TO DO:
This exercise asks for a copy of each line in the records below with the word "area" in it.

Bounding box prediction data:
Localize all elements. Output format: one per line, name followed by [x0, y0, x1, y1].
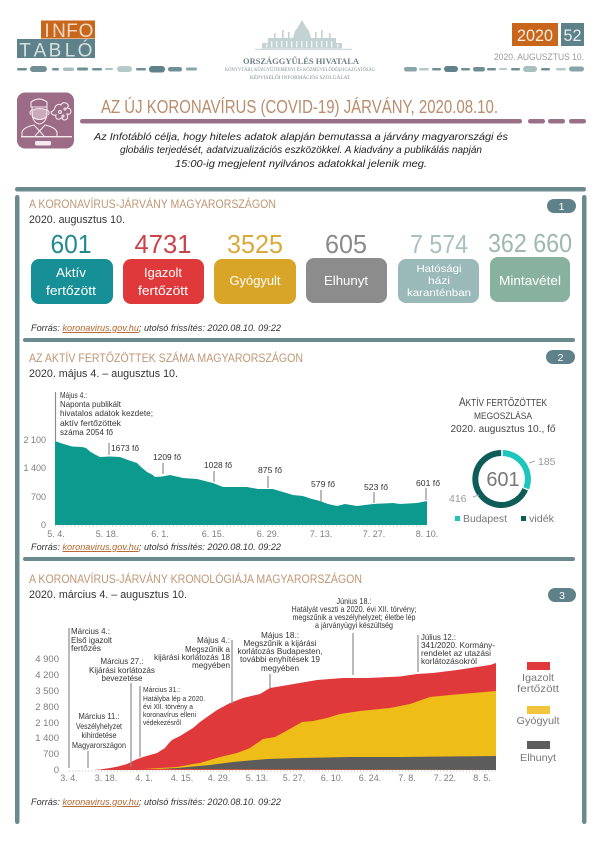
stat: recovered: Gyógyult: [230, 274, 281, 288]
area: recovered: [143, 691, 496, 770]
annotation: March 31: Hatályba lép a 2020.: [143, 694, 205, 703]
y axis labels: 0: [41, 520, 46, 530]
stat: confirmed: [123, 229, 204, 304]
intro text: globális terjedését, adatvizualizációs eszközökkel. A kiadvány a publikálás napján: [120, 144, 482, 156]
x axis labels: 6. 29.: [257, 529, 279, 539]
x axis labels: 6. 24.: [359, 773, 381, 783]
x axis labels: 5. 4.: [47, 529, 65, 539]
donut legend: [455, 513, 555, 525]
badge 3: 3: [559, 590, 565, 602]
panel frame: [15, 187, 586, 824]
annotation: June 18: megszűnik a veszélyhelyzet; életbe lép: [292, 612, 416, 622]
annotation: May 18: megyében: [261, 663, 299, 673]
annotation: July 12: korlátozásokról: [421, 656, 477, 666]
icon: doctor with mask and virus: [17, 92, 74, 148]
donut chart title: [450, 395, 556, 435]
donut chart title: 2020. augusztus 10., fő: [450, 423, 556, 435]
annotation: March 11: [72, 711, 126, 768]
title underline: [80, 119, 586, 124]
x axis labels: 5. 18.: [96, 529, 118, 539]
x axis labels: 5. 13.: [246, 773, 268, 783]
data labels: 1028 fő: [204, 460, 232, 470]
annotation: March 11: Veszélyhelyzet: [76, 721, 123, 731]
annotation: May 4 restrictions: megyében: [192, 660, 230, 670]
annotation: June 18: Hatályát veszti a 2020. évi XII. törvény;: [292, 604, 416, 614]
issue number and date: 2020. AUGUSZTUS 10.: [494, 52, 584, 63]
chart legend: [516, 662, 560, 764]
x axis labels: 8. 10.: [416, 529, 438, 539]
annotation: March 31: évi XII. törvény a: [143, 702, 194, 711]
chart legend: Igazolt: [522, 672, 554, 684]
section 1 date: 2020. augusztus 10.: [29, 214, 125, 226]
title: AZ ÚJ KORONAVÍRUS (COVID-19) JÁRVÁNY, 2020.08.10.: [101, 96, 498, 117]
annotation: May 18: további enyhítések 19: [240, 654, 320, 664]
panel: Hungary summary: [29, 198, 576, 334]
intro text: [93, 131, 509, 170]
x axis labels: 4. 1.: [135, 773, 153, 783]
area: deceased: [160, 756, 496, 770]
panel: chronology: [29, 573, 576, 808]
stat: active: fertőzött: [46, 284, 97, 298]
stat: confirmed: fertőzött: [138, 284, 189, 298]
issue number and date: [494, 23, 584, 63]
y axis labels: 4 900: [35, 654, 59, 665]
annotation: March 27: Március 27.:: [100, 656, 144, 666]
stat: samples: [488, 228, 572, 302]
logo: Országgyűlés Hivatala: ORSZÁGGYŰLÉS HIVATALA: [243, 56, 360, 66]
badge 2: [546, 350, 575, 364]
annotation: March 31: védekezésről: [143, 718, 181, 727]
annotation: March 11: kihirdetése: [82, 730, 117, 740]
donut chart title: MEGOSZLÁSA: [474, 411, 533, 422]
section 2 heading: AZ AKTÍV FERTŐZÖTTEK SZÁMA MAGYARORSZÁGON: [29, 351, 303, 365]
section 3 heading: A KORONAVÍRUS-JÁRVÁNY KRONOLÓGIÁJA MAGYARORSZÁGON: [29, 573, 362, 586]
chart legend: fertőzött: [517, 683, 559, 695]
annotation: May 4: száma 2054 fő: [60, 427, 113, 437]
issue number and date: 2020: [517, 26, 553, 45]
x axis labels: 8. 5.: [473, 773, 491, 783]
y axis labels: 1 400: [23, 463, 46, 473]
x axis labels: [60, 773, 491, 783]
annotation: May 4 restrictions: Megszűnik a: [185, 644, 230, 654]
annotation: March 11: Március 11.:: [78, 711, 120, 721]
source line 3: Forrás: koronavirus.gov.hu; utolsó frissítés: 2020.08.10. 09:22: [31, 797, 282, 808]
badge 1: [547, 199, 576, 213]
data labels: 875 fő: [258, 465, 282, 475]
annotation: May 4 restrictions: Május 4.:: [197, 635, 230, 645]
x axis labels: 3. 4.: [60, 773, 78, 783]
donut chart title: AKTÍV FERTŐZÖTTEK: [459, 395, 547, 409]
intro text: 15:00-ig megjelent nyilvános adatokkal jelenik meg.: [175, 158, 427, 170]
section 3 date: 2020. március 4. – augusztus 10.: [29, 589, 187, 601]
annotation: March 31: Március 31.:: [143, 685, 180, 694]
annotation: May 4 restrictions: kijárási korlátozás 18: [154, 652, 230, 662]
stat: samples: 362 660: [488, 228, 572, 258]
logo: Országgyűlés Hivatala: KÖNYVTÁRI, KÖZGYŰJTEMÉNYI ÉS KÖZMŰVELŐDÉSI IGAZGATÓSÁG: [225, 67, 375, 73]
annotation: July 12: rendelet az utazási: [421, 648, 491, 658]
x axis labels: 7. 27.: [363, 529, 385, 539]
badge 2: 2: [558, 352, 564, 364]
x axis labels: [47, 529, 438, 539]
y axis labels: 3 500: [35, 686, 59, 697]
annotation: May 4: hivatalos adatok kezdete;: [60, 408, 153, 418]
annotation: July 12: [418, 632, 495, 672]
y axis labels: 700: [31, 492, 46, 502]
stat: samples: Mintavétel: [499, 274, 561, 288]
decorative dashes left: [17, 66, 197, 72]
stat: quarantine: házi: [428, 275, 450, 287]
stat: recovered: [214, 229, 296, 304]
intro text: Az Infotábló célja, hogy hiteles adatok alapján bemutassa a járvány magyarországi és: [93, 131, 509, 143]
stat: active: 601: [50, 229, 92, 259]
stat: quarantine: karanténban: [407, 287, 471, 299]
y axis labels: 2 100: [23, 435, 46, 445]
section 2 date: 2020. május 4. – augusztus 10.: [29, 368, 178, 380]
annotation: May 4: Naponta publikált: [60, 399, 122, 409]
annotation: May 4: aktív fertőzöttek: [60, 418, 122, 428]
donut chart: 185: [538, 456, 556, 468]
data labels: 1673 fő: [111, 443, 139, 453]
annotation: March 27: [89, 656, 155, 767]
section 1 heading: A KORONAVÍRUS-JÁRVÁNY MAGYARORSZÁGON: [29, 198, 276, 211]
donut chart: 601: [486, 469, 520, 491]
source line 2: Forrás: koronavirus.gov.hu; utolsó frissítés: 2020.08.10. 09:22: [31, 542, 282, 553]
stat: active: [31, 229, 113, 304]
data labels: 523 fő: [364, 482, 388, 492]
data labels: 601 fő: [416, 478, 440, 488]
stat: confirmed: 4731: [134, 229, 192, 259]
logo: Országgyűlés Hivatala: KÉPVISELŐI INFORMÁCIÓS SZOLGÁLAT: [250, 75, 350, 81]
logo: Infotábló: INFO: [44, 21, 93, 42]
annotation: March 31: [140, 685, 205, 757]
annotation: June 18: a járványügyi készültség: [315, 620, 393, 630]
annotation: March 27: bevezetése: [102, 673, 143, 683]
y axis labels: 1 400: [35, 733, 59, 744]
logo: Infotábló: [17, 20, 95, 62]
stat: confirmed: Igazolt: [144, 266, 183, 280]
annotation: May 18: [238, 630, 322, 688]
x axis labels: 3. 18.: [95, 773, 117, 783]
annotation: June 18: [292, 596, 416, 675]
donut chart: [449, 453, 556, 505]
stacked area chart: [35, 596, 496, 783]
logo: Országgyűlés Hivatala: [225, 20, 375, 81]
annotation: May 4: [56, 390, 153, 441]
donut legend: Budapest: [463, 513, 507, 525]
annotation: May 4: Május 4.:: [60, 390, 87, 400]
donut legend: vidék: [529, 513, 555, 525]
annotation: May 18: korlátozás Budapesten,: [238, 646, 322, 656]
chart legend: Gyógyult: [516, 715, 560, 727]
issue number and date: 52: [564, 26, 582, 45]
source line 1: Forrás: koronavirus.gov.hu; utolsó frissítés: 2020.08.10. 09:22: [31, 323, 282, 334]
y axis labels: [35, 654, 59, 776]
y axis labels: 0: [54, 765, 59, 776]
stat: quarantine: [398, 229, 479, 303]
annotation: March 4: Március 4.:: [71, 626, 110, 636]
annotation: July 12: 341/2020. Kormány-: [421, 640, 495, 650]
x axis labels: 5. 27.: [283, 773, 305, 783]
y axis labels: 4 200: [35, 670, 59, 681]
annotation: May 18: Május 18.:: [261, 630, 299, 640]
annotation: March 27: Kijárási korlátozás: [89, 665, 155, 675]
stat: deceased: 605: [325, 229, 367, 259]
x axis labels: 6. 1.: [151, 529, 169, 539]
stat: recovered: 3525: [227, 229, 283, 259]
badge 1: 1: [559, 201, 565, 213]
x axis labels: 7. 8.: [398, 773, 416, 783]
annotation: March 4: [69, 626, 113, 768]
x axis labels: 7. 13.: [310, 529, 332, 539]
y axis labels: 2 100: [35, 718, 59, 729]
y axis labels: [23, 435, 46, 530]
annotation: June 18: Június 18.:: [336, 596, 372, 606]
logo: Infotábló: TABLÓ: [19, 40, 92, 62]
annotation: March 4: Első igazolt: [71, 635, 113, 645]
data labels: 1209 fő: [153, 452, 181, 462]
stat: deceased: Elhunyt: [324, 274, 369, 288]
x axis labels: 6. 15.: [202, 529, 224, 539]
stat: active: Aktív: [56, 266, 87, 280]
y axis labels: 2 800: [35, 702, 59, 713]
data labels: 579 fő: [311, 479, 335, 489]
donut chart: 416: [449, 493, 467, 505]
data labels: [109, 443, 440, 503]
badge 3: [548, 588, 576, 602]
x axis labels: 7. 22.: [434, 773, 456, 783]
chart legend: Elhunyt: [520, 752, 556, 764]
stat: quarantine: 7 574: [410, 229, 468, 259]
annotation: March 4: fertőzés: [71, 643, 101, 653]
y axis labels: 700: [43, 749, 59, 760]
area: confirmed: [93, 663, 496, 770]
annotation: March 11: Magyarországon: [72, 740, 126, 750]
stat: deceased: [306, 229, 387, 303]
stat: quarantine: Hatósági: [416, 263, 462, 275]
area chart: active cases: [23, 390, 440, 539]
x axis labels: 6. 10.: [321, 773, 343, 783]
panel: active cases: [23, 350, 575, 553]
x axis labels: 4. 29.: [208, 773, 230, 783]
annotation: May 4 restrictions: [154, 635, 232, 704]
annotation: March 31: koronavírus elleni: [143, 710, 196, 719]
annotation: May 18: Megszűnik a kijárási: [244, 638, 317, 648]
decorative dashes right: [404, 66, 584, 72]
annotation: July 12: Július 12.:: [421, 632, 456, 642]
x axis labels: 4. 15.: [171, 773, 193, 783]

TASK RESPONSE:
area: recovered: [143, 691, 496, 770]
area: deceased: [160, 756, 496, 770]
stacked area chart: [35, 596, 496, 783]
area: confirmed: [93, 663, 496, 770]
area chart: active cases: [23, 390, 440, 539]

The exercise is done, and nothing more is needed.